Will you extract the entries word for word? Images should not appear in the copy.

-------

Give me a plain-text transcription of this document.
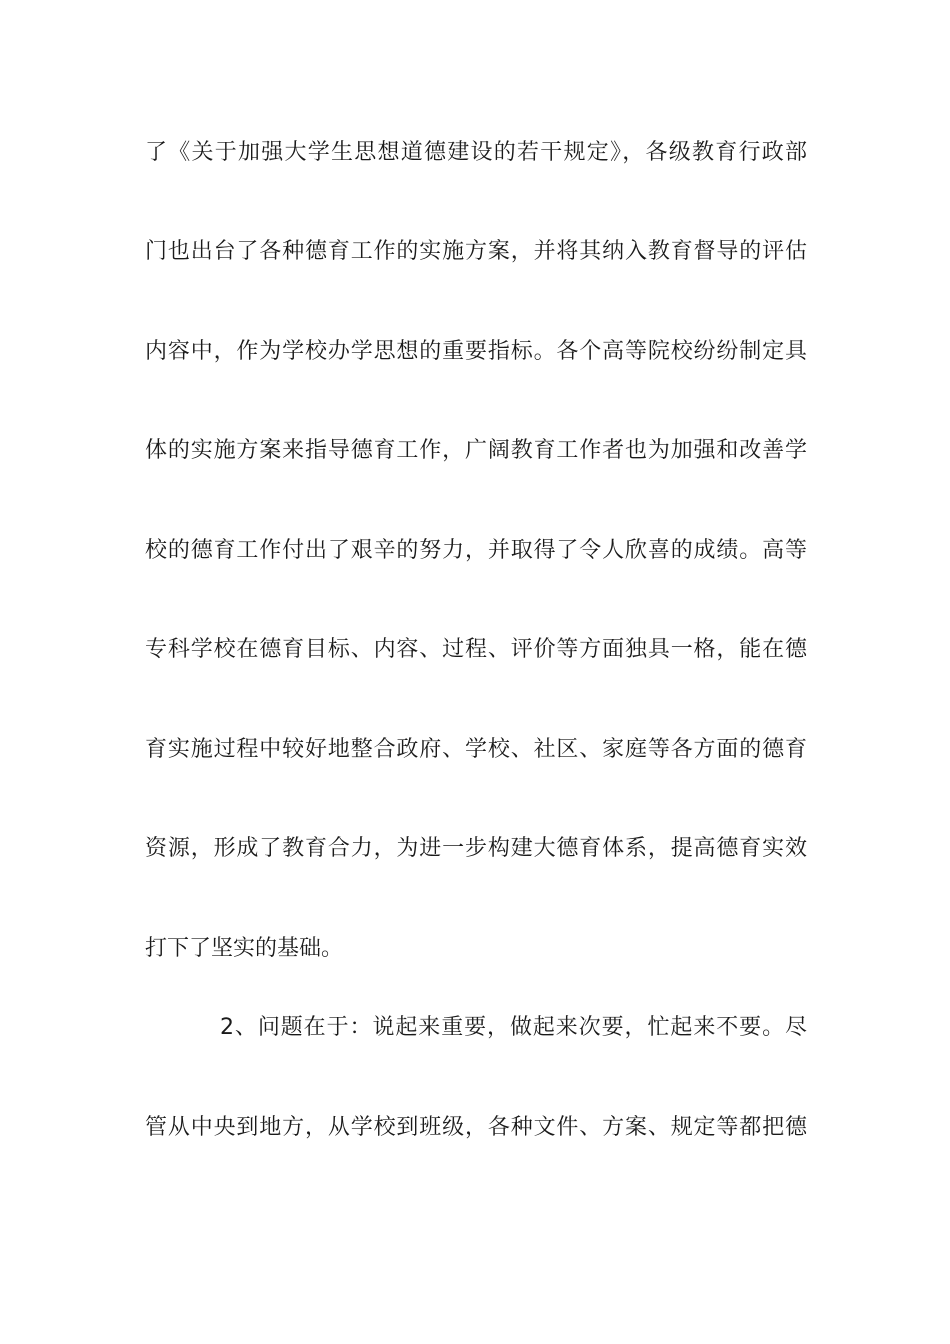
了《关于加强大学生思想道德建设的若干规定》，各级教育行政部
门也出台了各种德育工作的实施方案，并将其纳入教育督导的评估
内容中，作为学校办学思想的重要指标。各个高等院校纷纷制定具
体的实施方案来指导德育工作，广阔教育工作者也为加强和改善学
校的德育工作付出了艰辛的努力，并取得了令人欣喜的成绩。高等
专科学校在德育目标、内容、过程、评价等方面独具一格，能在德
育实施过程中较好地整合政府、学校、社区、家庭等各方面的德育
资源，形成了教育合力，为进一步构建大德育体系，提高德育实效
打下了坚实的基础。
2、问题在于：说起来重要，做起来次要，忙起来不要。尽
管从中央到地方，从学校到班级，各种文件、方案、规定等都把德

-------

• _Complete response_:
Give me a plain-text transcription of this document.
了《关于加强大学生思想道德建设的若干规定》，各级教育行政部
门也出台了各种德育工作的实施方案，并将其纳入教育督导的评估
内容中，作为学校办学思想的重要指标。各个高等院校纷纷制定具
体的实施方案来指导德育工作，广阔教育工作者也为加强和改善学
校的德育工作付出了艰辛的努力，并取得了令人欣喜的成绩。高等
专科学校在德育目标、内容、过程、评价等方面独具一格，能在德
育实施过程中较好地整合政府、学校、社区、家庭等各方面的德育
资源，形成了教育合力，为进一步构建大德育体系，提高德育实效
打下了坚实的基础。
2、问题在于：说起来重要，做起来次要，忙起来不要。尽
管从中央到地方，从学校到班级，各种文件、方案、规定等都把德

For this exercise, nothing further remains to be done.